WHAT TO WORK ON ▸
Copy out all of the material, matching it word for word.
┌────────
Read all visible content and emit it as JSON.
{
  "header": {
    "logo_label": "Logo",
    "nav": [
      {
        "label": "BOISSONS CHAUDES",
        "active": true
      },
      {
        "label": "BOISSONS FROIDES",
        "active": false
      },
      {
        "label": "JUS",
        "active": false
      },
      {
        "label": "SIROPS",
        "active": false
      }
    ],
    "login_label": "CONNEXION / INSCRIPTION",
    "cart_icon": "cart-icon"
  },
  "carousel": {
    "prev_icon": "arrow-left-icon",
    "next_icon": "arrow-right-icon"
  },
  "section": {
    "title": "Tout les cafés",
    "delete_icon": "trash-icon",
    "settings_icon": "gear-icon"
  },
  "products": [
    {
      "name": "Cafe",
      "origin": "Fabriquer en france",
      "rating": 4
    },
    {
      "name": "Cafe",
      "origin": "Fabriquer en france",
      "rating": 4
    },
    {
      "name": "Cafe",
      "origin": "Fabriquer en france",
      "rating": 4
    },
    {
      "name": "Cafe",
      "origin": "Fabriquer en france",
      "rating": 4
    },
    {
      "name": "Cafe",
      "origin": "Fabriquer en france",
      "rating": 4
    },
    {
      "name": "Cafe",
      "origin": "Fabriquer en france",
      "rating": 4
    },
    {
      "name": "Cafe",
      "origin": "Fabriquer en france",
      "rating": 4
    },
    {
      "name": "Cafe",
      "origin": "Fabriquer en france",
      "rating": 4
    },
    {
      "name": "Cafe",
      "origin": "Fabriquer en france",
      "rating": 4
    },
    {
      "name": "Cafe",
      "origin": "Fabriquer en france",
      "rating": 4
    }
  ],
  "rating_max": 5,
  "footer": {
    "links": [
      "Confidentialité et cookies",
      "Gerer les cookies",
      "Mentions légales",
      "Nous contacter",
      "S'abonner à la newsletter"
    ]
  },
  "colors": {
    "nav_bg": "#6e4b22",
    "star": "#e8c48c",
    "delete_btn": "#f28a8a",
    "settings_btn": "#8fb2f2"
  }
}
└────────
ANSWER TO THE TASK ▸
Read all visible content and emit it as JSON.
{
  "header": {
    "logo_label": "Logo",
    "nav": [
      {
        "label": "BOISSONS CHAUDES",
        "active": true
      },
      {
        "label": "BOISSONS FROIDES",
        "active": false
      },
      {
        "label": "JUS",
        "active": false
      },
      {
        "label": "SIROPS",
        "active": false
      }
    ],
    "login_label": "CONNEXION / INSCRIPTION",
    "cart_icon": "cart-icon"
  },
  "carousel": {
    "prev_icon": "arrow-left-icon",
    "next_icon": "arrow-right-icon"
  },
  "section": {
    "title": "Tout les cafés",
    "delete_icon": "trash-icon",
    "settings_icon": "gear-icon"
  },
  "products": [
    {
      "name": "Cafe",
      "origin": "Fabriquer en france",
      "rating": 4
    },
    {
      "name": "Cafe",
      "origin": "Fabriquer en france",
      "rating": 4
    },
    {
      "name": "Cafe",
      "origin": "Fabriquer en france",
      "rating": 4
    },
    {
      "name": "Cafe",
      "origin": "Fabriquer en france",
      "rating": 4
    },
    {
      "name": "Cafe",
      "origin": "Fabriquer en france",
      "rating": 4
    },
    {
      "name": "Cafe",
      "origin": "Fabriquer en france",
      "rating": 4
    },
    {
      "name": "Cafe",
      "origin": "Fabriquer en france",
      "rating": 4
    },
    {
      "name": "Cafe",
      "origin": "Fabriquer en france",
      "rating": 4
    },
    {
      "name": "Cafe",
      "origin": "Fabriquer en france",
      "rating": 4
    },
    {
      "name": "Cafe",
      "origin": "Fabriquer en france",
      "rating": 4
    }
  ],
  "rating_max": 5,
  "footer": {
    "links": [
      "Confidentialité et cookies",
      "Gerer les cookies",
      "Mentions légales",
      "Nous contacter",
      "S'abonner à la newsletter"
    ]
  },
  "colors": {
    "nav_bg": "#6e4b22",
    "star": "#e8c48c",
    "delete_btn": "#f28a8a",
    "settings_btn": "#8fb2f2"
  }
}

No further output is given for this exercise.